··· MATERIAL FOR THIS EXERCISE

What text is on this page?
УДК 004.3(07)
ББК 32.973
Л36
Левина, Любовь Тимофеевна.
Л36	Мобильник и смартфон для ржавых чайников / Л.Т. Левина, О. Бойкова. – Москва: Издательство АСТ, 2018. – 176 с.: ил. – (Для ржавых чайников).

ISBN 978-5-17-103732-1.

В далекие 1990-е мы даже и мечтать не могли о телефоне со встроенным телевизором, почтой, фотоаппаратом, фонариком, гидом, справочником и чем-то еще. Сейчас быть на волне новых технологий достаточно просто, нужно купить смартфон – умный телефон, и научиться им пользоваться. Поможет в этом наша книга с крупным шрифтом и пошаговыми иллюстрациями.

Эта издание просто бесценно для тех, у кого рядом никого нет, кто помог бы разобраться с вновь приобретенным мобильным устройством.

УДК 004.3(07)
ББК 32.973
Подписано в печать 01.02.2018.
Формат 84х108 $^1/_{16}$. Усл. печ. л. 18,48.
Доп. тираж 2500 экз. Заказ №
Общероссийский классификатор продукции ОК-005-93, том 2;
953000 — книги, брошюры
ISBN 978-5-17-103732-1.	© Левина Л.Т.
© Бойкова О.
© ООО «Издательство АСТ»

······

• _WORK TO BE COMPLETED_
In the records above, find each line with the word "просто" and copy it.

• _FULL ANSWER_
В далекие 1990-е мы даже и мечтать не могли о телефоне со встроенным телевизором, почтой, фотоаппаратом, фонариком, гидом, справочником и чем-то еще. Сейчас быть на волне новых технологий достаточно просто, нужно купить смартфон – умный телефон, и научиться им пользоваться. Поможет в этом наша книга с крупным шрифтом и пошаговыми иллюстрациями.
Эта издание просто бесценно для тех, у кого рядом никого нет, кто помог бы разобраться с вновь приобретенным мобильным устройством.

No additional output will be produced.